- TEXT BLOCK
-- Opening Marker --
Research Compute Operations

Anthropic•San Francisco, CA

3h•Hybrid

About The Position

Anthropic’s mission is to create reliable, interpretable, and steerable AI systems. We want AI to be safe and beneficial for our users and for society as a whole. Our team is a quickly growing group of committed researchers, engineers, policy experts, and business leaders working together to build beneficial AI systems. About the Role Anthropic's researchers use internal tooling and infrastructure to run the experiments that advance AI safety and capability. This role owns the researcher experience with that tooling — both the day-to-day support and the longer-term product vision. You'll be the person researchers come to when they need help, and the person driving improvements and automation to make that manual help unnecessary over time. This role sits on the Capacity Operations team at the intersection of research and infrastructure.

Requirements

Have an engineering background (or equivalent technical depth) and have transitioned into or are drawn to product management, technical operations, or systems design work
Can query data, understand infrastructure, debug issues, and build tools and scripts to prototype solutions quickly
Are a systems-thinker: when a researcher hits a confusing error, you don't just fix it, you ask why the system produced it and how to prevent it for everyone
Are comfortable navigating ambiguity across teams and context-switching between tactical support and strategic design
Use Claude or other AI tools daily and are excited to teach others your best practices
We require at least a Bachelor's degree in a related field or equivalent experience.
-- Closing Marker --
- SUPPLIED RECORDS
-- Opening Marker --
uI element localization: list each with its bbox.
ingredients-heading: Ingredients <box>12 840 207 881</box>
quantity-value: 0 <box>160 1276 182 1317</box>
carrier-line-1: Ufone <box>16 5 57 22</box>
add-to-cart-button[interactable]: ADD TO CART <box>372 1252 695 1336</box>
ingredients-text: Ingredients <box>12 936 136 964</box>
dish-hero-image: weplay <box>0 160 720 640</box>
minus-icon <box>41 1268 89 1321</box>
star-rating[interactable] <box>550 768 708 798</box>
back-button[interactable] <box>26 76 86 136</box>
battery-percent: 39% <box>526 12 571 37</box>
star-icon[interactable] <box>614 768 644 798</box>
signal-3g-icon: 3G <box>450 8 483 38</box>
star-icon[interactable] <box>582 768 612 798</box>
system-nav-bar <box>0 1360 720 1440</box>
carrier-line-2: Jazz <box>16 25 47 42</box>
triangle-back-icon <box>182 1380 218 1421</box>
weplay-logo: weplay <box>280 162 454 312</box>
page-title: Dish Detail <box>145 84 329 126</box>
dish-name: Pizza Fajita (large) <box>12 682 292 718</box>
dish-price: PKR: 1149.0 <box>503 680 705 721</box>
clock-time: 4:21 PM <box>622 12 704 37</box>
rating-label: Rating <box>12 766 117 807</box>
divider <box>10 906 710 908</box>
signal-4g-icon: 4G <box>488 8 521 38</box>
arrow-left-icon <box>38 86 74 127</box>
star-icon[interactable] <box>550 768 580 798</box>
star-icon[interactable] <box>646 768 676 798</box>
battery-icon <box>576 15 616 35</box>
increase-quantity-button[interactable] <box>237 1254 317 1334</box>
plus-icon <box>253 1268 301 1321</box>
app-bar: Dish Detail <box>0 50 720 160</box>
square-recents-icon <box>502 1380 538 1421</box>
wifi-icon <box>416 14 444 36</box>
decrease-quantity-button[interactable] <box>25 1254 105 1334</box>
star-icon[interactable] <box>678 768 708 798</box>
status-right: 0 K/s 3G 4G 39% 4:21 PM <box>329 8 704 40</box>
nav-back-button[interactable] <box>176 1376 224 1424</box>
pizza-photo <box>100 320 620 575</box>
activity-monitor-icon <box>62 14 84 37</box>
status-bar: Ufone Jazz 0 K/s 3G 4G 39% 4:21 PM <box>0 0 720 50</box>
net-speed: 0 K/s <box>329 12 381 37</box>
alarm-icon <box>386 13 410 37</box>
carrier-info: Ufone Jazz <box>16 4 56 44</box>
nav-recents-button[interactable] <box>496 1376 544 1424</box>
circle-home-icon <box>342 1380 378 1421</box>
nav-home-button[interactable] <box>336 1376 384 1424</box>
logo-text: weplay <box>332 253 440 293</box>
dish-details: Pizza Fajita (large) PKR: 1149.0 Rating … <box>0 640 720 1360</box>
-- Closing Marker --
- PROBLEMS TO WORK ON
1 > Transcribe the Research Compute Operations job posting word for word, from "Requirements" to "or equivalent experience.".
2 > Which team does the role described in the Research Compute Operations job posting sit on?

- EXPECTED RESULTS
1 >
Requirements

Have an engineering background (or equivalent technical depth) and have transitioned into or are drawn to product management, technical operations, or systems design work
Can query data, understand infrastructure, debug issues, and build tools and scripts to prototype solutions quickly
Are a systems-thinker: when a researcher hits a confusing error, you don't just fix it, you ask why the system produced it and how to prevent it for everyone
Are comfortable navigating ambiguity across teams and context-switching between tactical support and strategic design
Use Claude or other AI tools daily and are excited to teach others your best practices
We require at least a Bachelor's degree in a related field or equivalent experience.

2 > The Capacity Operations team.